═════ Extracted information

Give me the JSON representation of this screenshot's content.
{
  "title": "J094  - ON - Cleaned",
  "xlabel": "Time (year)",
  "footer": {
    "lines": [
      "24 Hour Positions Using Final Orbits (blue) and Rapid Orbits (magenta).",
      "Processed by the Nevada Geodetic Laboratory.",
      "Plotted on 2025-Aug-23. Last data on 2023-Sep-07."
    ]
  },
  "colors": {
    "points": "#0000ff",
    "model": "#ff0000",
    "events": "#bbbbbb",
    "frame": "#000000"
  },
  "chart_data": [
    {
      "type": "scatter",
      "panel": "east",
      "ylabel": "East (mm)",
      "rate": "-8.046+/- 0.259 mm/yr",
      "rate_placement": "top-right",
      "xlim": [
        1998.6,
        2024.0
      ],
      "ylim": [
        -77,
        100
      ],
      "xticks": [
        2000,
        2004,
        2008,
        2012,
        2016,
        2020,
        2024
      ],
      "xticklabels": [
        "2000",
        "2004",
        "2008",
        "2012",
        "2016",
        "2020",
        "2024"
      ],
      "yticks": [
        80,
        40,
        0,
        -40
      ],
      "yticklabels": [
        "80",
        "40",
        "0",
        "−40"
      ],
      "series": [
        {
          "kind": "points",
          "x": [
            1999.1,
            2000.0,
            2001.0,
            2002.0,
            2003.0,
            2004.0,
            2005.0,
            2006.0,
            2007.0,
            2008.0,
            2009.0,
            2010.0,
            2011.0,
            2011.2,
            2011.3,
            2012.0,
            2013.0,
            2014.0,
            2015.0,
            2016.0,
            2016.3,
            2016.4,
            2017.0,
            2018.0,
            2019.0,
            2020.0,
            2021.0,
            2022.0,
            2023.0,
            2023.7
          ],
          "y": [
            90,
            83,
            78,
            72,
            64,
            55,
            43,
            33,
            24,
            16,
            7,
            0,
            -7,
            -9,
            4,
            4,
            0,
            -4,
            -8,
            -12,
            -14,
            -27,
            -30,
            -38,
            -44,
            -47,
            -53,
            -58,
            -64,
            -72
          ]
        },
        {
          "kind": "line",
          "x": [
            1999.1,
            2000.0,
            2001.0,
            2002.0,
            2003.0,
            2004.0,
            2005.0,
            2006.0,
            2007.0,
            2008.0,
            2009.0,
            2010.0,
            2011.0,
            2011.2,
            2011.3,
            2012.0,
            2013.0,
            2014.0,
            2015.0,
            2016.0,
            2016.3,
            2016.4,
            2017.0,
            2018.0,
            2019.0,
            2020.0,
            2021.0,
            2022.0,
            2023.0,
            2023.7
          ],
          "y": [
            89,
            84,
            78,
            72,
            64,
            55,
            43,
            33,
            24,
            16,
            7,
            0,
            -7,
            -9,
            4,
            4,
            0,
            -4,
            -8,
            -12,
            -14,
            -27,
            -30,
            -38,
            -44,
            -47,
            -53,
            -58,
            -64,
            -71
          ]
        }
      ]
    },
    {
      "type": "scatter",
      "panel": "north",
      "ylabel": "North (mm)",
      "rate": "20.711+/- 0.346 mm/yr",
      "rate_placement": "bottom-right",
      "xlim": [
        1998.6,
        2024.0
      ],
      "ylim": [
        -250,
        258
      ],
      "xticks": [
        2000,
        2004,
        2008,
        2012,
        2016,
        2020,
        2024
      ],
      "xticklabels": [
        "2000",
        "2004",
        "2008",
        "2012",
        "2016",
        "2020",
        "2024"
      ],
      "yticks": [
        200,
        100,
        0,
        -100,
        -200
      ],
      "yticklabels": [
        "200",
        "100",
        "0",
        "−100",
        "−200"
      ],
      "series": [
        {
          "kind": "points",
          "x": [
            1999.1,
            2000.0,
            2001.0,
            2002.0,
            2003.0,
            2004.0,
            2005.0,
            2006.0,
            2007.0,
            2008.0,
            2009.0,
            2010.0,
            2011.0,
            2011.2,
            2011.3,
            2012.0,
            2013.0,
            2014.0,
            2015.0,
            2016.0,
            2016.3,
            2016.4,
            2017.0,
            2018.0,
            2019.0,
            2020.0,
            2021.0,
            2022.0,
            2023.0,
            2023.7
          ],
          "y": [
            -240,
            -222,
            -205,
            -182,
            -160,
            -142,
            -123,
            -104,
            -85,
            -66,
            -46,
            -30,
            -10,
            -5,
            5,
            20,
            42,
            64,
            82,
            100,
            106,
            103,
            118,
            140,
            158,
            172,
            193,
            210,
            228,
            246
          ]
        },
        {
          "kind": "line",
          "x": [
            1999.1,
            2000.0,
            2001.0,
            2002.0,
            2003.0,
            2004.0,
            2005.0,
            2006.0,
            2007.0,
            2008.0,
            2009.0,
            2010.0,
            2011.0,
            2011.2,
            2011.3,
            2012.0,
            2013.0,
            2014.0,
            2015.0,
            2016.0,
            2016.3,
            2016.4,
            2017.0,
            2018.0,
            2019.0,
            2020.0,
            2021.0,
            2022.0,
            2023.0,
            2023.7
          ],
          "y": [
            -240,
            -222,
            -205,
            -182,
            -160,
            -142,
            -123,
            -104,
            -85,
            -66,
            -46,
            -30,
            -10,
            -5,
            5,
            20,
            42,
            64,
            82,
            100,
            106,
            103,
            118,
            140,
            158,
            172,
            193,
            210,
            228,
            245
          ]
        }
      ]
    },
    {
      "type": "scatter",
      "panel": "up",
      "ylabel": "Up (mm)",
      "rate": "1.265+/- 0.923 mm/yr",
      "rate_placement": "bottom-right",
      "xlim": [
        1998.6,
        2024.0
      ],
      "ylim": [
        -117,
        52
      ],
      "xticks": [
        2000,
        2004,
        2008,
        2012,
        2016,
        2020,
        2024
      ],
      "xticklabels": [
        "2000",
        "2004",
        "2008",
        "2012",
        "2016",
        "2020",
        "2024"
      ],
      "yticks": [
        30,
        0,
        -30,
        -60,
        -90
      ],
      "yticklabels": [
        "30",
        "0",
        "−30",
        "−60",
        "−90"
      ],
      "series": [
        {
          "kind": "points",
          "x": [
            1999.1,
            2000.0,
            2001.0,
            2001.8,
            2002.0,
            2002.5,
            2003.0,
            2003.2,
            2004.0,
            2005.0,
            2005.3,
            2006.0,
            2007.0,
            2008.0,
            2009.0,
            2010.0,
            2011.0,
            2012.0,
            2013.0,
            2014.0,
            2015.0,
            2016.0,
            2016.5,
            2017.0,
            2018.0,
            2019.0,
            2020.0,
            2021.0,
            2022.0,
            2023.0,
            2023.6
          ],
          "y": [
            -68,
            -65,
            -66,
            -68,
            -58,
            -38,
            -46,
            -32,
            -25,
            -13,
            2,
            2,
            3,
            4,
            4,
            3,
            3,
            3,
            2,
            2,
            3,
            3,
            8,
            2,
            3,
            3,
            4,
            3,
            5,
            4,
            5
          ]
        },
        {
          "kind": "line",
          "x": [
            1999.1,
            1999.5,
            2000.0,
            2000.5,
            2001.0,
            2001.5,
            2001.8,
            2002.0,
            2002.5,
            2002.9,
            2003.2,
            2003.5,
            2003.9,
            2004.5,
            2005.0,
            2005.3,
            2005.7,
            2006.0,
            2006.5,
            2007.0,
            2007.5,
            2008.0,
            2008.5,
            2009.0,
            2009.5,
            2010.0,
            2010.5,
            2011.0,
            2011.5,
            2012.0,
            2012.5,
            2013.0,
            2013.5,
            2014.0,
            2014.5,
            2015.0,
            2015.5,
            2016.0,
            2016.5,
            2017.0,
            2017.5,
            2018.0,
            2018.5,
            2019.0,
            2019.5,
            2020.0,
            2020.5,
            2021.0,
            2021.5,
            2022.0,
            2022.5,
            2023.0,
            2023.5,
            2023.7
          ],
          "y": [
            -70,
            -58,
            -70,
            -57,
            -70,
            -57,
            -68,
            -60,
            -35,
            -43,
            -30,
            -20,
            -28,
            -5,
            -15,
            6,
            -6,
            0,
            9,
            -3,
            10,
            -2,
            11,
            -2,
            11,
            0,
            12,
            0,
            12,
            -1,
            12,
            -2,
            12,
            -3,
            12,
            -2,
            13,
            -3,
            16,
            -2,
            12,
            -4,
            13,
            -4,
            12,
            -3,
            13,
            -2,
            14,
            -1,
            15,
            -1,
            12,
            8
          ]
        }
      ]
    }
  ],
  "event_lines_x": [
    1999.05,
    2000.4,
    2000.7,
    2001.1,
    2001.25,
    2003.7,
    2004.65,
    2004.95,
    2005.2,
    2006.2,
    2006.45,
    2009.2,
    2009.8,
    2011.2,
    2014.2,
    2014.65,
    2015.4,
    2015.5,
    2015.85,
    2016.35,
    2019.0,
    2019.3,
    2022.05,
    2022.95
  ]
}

══════════

**Set exercise:** Copy every line above in which the string "ylabel" shows up.

**Task output:**
      "ylabel": "East (mm)",
      "ylabel": "North (mm)",
      "ylabel": "Up (mm)",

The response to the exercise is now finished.